--- start of Source data ---

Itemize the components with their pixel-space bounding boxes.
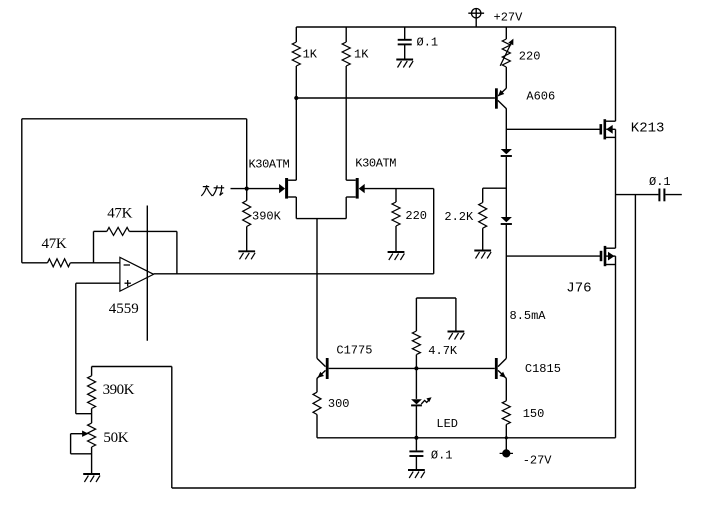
- transistor Q5 C1815: [496, 358, 506, 379]
- label -27V: [523, 454, 553, 468]
- wire right trunk middle (K213 source to J76 drain): [615, 129, 617, 248]
- diode D2: [501, 217, 512, 224]
- label R3 2.2K: [444, 210, 474, 224]
- wire gate loop down to opamp output: [433, 189, 435, 274]
- svg-text:50K: 50K: [103, 430, 128, 446]
- wire 2.2K bottom lead: [482, 228, 484, 250]
- label R10 4.7K: [428, 344, 458, 358]
- wire input stub: [231, 188, 247, 190]
- wire C1 bottom lead: [404, 44, 406, 59]
- node bias node: [414, 366, 418, 370]
- resistor R9 300: [313, 392, 321, 414]
- wire R5 bottom lead: [395, 226, 397, 252]
- wire noninverting input: [76, 282, 120, 284]
- label C3 0.1: [649, 175, 671, 189]
- wire feedback branch up: [93, 231, 95, 262]
- wire R4 bottom lead: [246, 227, 248, 251]
- resistor R11 150: [502, 401, 510, 425]
- ground C1: [396, 60, 413, 68]
- svg-text:K213: K213: [631, 121, 665, 137]
- wire left drain line (R1 to Q1 drain): [295, 66, 297, 180]
- wire R11 to bottom rail: [505, 425, 507, 438]
- wire D2 down to C1815 collector: [505, 224, 507, 359]
- label R2 1K: [354, 48, 369, 62]
- svg-text:4.7K: 4.7K: [428, 344, 458, 358]
- wire Q3 collector down: [505, 108, 507, 149]
- wire D1 to D2: [505, 157, 507, 217]
- ground R5: [388, 252, 405, 260]
- wire 4.7K bracket top: [416, 297, 456, 299]
- svg-text:+27V: +27V: [494, 10, 524, 24]
- wire -27V stub: [505, 438, 507, 450]
- resistor R2 1K: [342, 42, 350, 66]
- label LED1: [436, 417, 458, 431]
- node R11 bottom: [505, 436, 508, 439]
- wire to R6 47K: [22, 262, 48, 264]
- svg-text:A606: A606: [526, 90, 555, 104]
- label R8 390K: [103, 382, 135, 398]
- wire right 1K top lead: [345, 27, 347, 42]
- wire opamp output: [154, 273, 434, 275]
- wire common source: [296, 218, 346, 220]
- svg-text:390K: 390K: [252, 209, 282, 223]
- resistor R1 1K: [292, 42, 300, 66]
- wire tail down to C1775 collector: [316, 219, 318, 359]
- wire 4.7K up: [415, 298, 417, 331]
- wire output line: [616, 194, 659, 196]
- svg-text:K30ATM: K30ATM: [355, 156, 396, 170]
- wire J76 gate line: [506, 255, 601, 257]
- label R1 1K: [303, 48, 318, 62]
- svg-text:LED: LED: [436, 417, 458, 431]
- label R4 390K: [252, 209, 282, 223]
- resistor R10 4.7K: [412, 331, 420, 355]
- wire noninverting vertical: [75, 283, 77, 414]
- label C2 0.1: [431, 448, 453, 462]
- resistor R3 2.2K: [479, 203, 487, 229]
- label Q2 K30ATM: [355, 156, 396, 170]
- wire VR1 top lead: [505, 27, 507, 39]
- mosfet M2 J76: [601, 246, 616, 266]
- wire R8 to VR2: [91, 409, 93, 424]
- ground 4.7K: [448, 332, 465, 340]
- wire bottom rail: [317, 437, 616, 439]
- svg-text:220: 220: [405, 209, 427, 223]
- power terminal +27V: [468, 9, 484, 28]
- jfet Q1 K30ATM: [279, 178, 296, 199]
- wire R4 390K top lead: [246, 189, 248, 201]
- node LED bottom: [414, 436, 418, 440]
- wire 2.2K branch: [483, 187, 507, 189]
- label VR1 220: [519, 49, 541, 63]
- wire divider top corner: [76, 413, 92, 415]
- wire 2.2K top lead: [482, 188, 484, 202]
- label M1 K213: [631, 121, 665, 137]
- svg-text:C1815: C1815: [525, 362, 561, 376]
- wire right drain line (R2 to Q2 drain): [345, 66, 347, 180]
- svg-text:Ø.1: Ø.1: [431, 448, 453, 462]
- mosfet M1 K213: [601, 119, 616, 139]
- label Q5 C1815: [525, 362, 561, 376]
- wire bottom feedback rail: [172, 487, 636, 489]
- wire right trunk lower (J76 source to bottom rail): [615, 256, 617, 438]
- wire C2 top lead: [415, 438, 417, 451]
- wire left 1K top lead: [295, 27, 297, 42]
- led LED1: [411, 397, 432, 405]
- wire Q4 emitter down: [316, 378, 318, 392]
- wire vertical through opamp: [146, 206, 148, 341]
- label 8.5mA: [510, 309, 547, 323]
- wire Q2 source down: [345, 197, 347, 219]
- wire feedback tap down: [171, 367, 173, 489]
- wire feedback tap horizontal: [92, 366, 172, 368]
- wire down to input node: [246, 119, 248, 189]
- label C1 0.1: [417, 35, 439, 49]
- ground R4: [238, 251, 255, 259]
- wire left vertical: [21, 119, 23, 263]
- svg-text:1K: 1K: [303, 48, 318, 62]
- resistor R6 47K: [48, 259, 71, 267]
- svg-text:8.5mA: 8.5mA: [510, 309, 547, 323]
- wire VR1 to Q3 emitter: [505, 67, 507, 88]
- power terminal -27V: [500, 449, 513, 457]
- trimmer VR1 220: [500, 39, 513, 67]
- svg-text:390K: 390K: [103, 382, 135, 398]
- svg-text:300: 300: [328, 397, 350, 411]
- wire +27V top rail: [296, 26, 615, 28]
- ground 2.2K: [474, 251, 491, 259]
- wire R8 390K top lead: [91, 367, 93, 376]
- wire VR2 bottom lead: [91, 447, 93, 474]
- label +27V: [494, 10, 524, 24]
- resistor R5 220: [392, 202, 400, 226]
- label Q4 C1775: [336, 344, 372, 358]
- svg-text:C1775: C1775: [336, 344, 372, 358]
- transistor Q4 C1775: [317, 358, 327, 379]
- capacitor C3 0.1 output: [659, 189, 664, 202]
- label R9 300: [328, 397, 350, 411]
- label Q3 A606: [526, 90, 555, 104]
- wire K213 gate line: [506, 128, 601, 130]
- label VR2 50K: [103, 430, 128, 446]
- wire top-left horizontal: [22, 118, 247, 120]
- svg-text:1K: 1K: [354, 48, 369, 62]
- wire 4.7K bracket down: [455, 298, 457, 331]
- wire LED top lead: [415, 368, 417, 399]
- svg-text:2.2K: 2.2K: [444, 210, 474, 224]
- wire C1 top lead: [404, 27, 406, 39]
- resistor R7 47K feedback: [107, 227, 130, 235]
- wire R6 to inverting input: [70, 262, 120, 264]
- label R6 47K: [42, 236, 67, 252]
- capacitor C1 0.1: [398, 40, 412, 45]
- label R11 150: [523, 407, 545, 421]
- label Q1 K30ATM: [249, 158, 290, 172]
- svg-text:-27V: -27V: [523, 454, 553, 468]
- wire VR2 wiper: [71, 431, 89, 437]
- svg-text:220: 220: [519, 49, 541, 63]
- wire Q2 gate line: [362, 188, 434, 190]
- diode D1: [501, 149, 512, 156]
- svg-text:4559: 4559: [109, 301, 139, 317]
- svg-text:47K: 47K: [42, 236, 67, 252]
- ground C2: [408, 470, 425, 478]
- capacitor C2 0.1: [409, 451, 423, 456]
- svg-text:150: 150: [523, 407, 545, 421]
- resistor R4 390K: [243, 201, 251, 227]
- wire Q5 emitter down: [505, 378, 507, 401]
- wire C2 bottom lead: [415, 456, 417, 470]
- wire input node to Q1 gate: [247, 188, 284, 190]
- jfet Q2 K30ATM: [346, 178, 365, 199]
- label R7 47K: [107, 206, 132, 222]
- node input: [245, 187, 249, 191]
- svg-text:J76: J76: [566, 281, 591, 297]
- resistor R8 390K: [88, 376, 96, 409]
- label M2 J76: [566, 281, 591, 297]
- node left drain junction: [294, 96, 298, 100]
- wire base line to A606: [296, 97, 495, 99]
- ground VR2: [83, 474, 100, 482]
- wire R9 to bottom rail: [316, 415, 318, 438]
- wire base line Q4-Q5: [329, 367, 495, 369]
- trimmer VR2 50K: [88, 423, 96, 447]
- wire Q1 source down: [295, 197, 297, 219]
- wire R5 220 top lead: [395, 189, 397, 202]
- wire feedback branch down: [634, 195, 636, 488]
- label U1 4559: [109, 301, 139, 317]
- svg-text:47K: 47K: [107, 206, 132, 222]
- svg-text:Ø.1: Ø.1: [649, 175, 671, 189]
- wire R7 to corner: [129, 230, 177, 232]
- wire LED bottom lead: [415, 405, 417, 437]
- wire R10 4.7K bottom lead: [415, 355, 417, 369]
- wire right trunk upper (rail to K213 drain): [615, 27, 617, 121]
- wire to R7 47K: [94, 230, 107, 232]
- wire output stub after C3: [665, 194, 681, 196]
- svg-text:K30ATM: K30ATM: [249, 158, 290, 172]
- wire wiper to VR2 bottom: [71, 453, 92, 455]
- label input kanji: [201, 185, 224, 196]
- svg-text:Ø.1: Ø.1: [417, 35, 439, 49]
- wire feedback corner down: [176, 231, 178, 273]
- wire wiper down: [70, 434, 72, 454]
- transistor Q3 A606: [496, 88, 506, 108]
- label R5 220: [405, 209, 427, 223]
- op-amp U1 4559: [120, 257, 154, 291]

--- end of Source data ---

§ Required work:
Can you copy the listing from the line with "- transistor Q5 C1815: [496, 358, 506, 379]" up to and including the line with "- wire tail", keeping each line identical?

§ Written response:
- transistor Q5 C1815: [496, 358, 506, 379]
- label -27V: [523, 454, 553, 468]
- wire right trunk middle (K213 source to J76 drain): [615, 129, 617, 248]
- diode D2: [501, 217, 512, 224]
- label R3 2.2K: [444, 210, 474, 224]
- wire gate loop down to opamp output: [433, 189, 435, 274]
- svg-text:50K: 50K: [103, 430, 128, 446]
- wire 2.2K bottom lead: [482, 228, 484, 250]
- label R10 4.7K: [428, 344, 458, 358]
- wire input stub: [231, 188, 247, 190]
- wire C1 bottom lead: [404, 44, 406, 59]
- node bias node: [414, 366, 418, 370]
- resistor R9 300: [313, 392, 321, 414]
- wire R5 bottom lead: [395, 226, 397, 252]
- wire noninverting input: [76, 282, 120, 284]
- label C3 0.1: [649, 175, 671, 189]
- wire feedback branch up: [93, 231, 95, 262]
- wire R4 bottom lead: [246, 227, 248, 251]
- resistor R11 150: [502, 401, 510, 425]
- ground C1: [396, 60, 413, 68]
- svg-text:K213: K213: [631, 121, 665, 137]
- wire left drain line (R1 to Q1 drain): [295, 66, 297, 180]
- wire R11 to bottom rail: [505, 425, 507, 438]
- wire D2 down to C1815 collector: [505, 224, 507, 359]
- label R2 1K: [354, 48, 369, 62]
- svg-text:4.7K: 4.7K: [428, 344, 458, 358]
- wire Q3 collector down: [505, 108, 507, 149]
- wire D1 to D2: [505, 157, 507, 217]
- ground R5: [388, 252, 405, 260]
- wire 4.7K bracket top: [416, 297, 456, 299]
- svg-text:+27V: +27V: [494, 10, 524, 24]
- wire -27V stub: [505, 438, 507, 450]
- resistor R2 1K: [342, 42, 350, 66]
- label LED1: [436, 417, 458, 431]
- node R11 bottom: [505, 436, 508, 439]
- wire to R6 47K: [22, 262, 48, 264]
- svg-text:A606: A606: [526, 90, 555, 104]
- label R8 390K: [103, 382, 135, 398]
- wire right 1K top lead: [345, 27, 347, 42]
- wire opamp output: [154, 273, 434, 275]
- wire common source: [296, 218, 346, 220]
- svg-text:390K: 390K: [252, 209, 282, 223]
- resistor R1 1K: [292, 42, 300, 66]
- wire tail down to C1775 collector: [316, 219, 318, 359]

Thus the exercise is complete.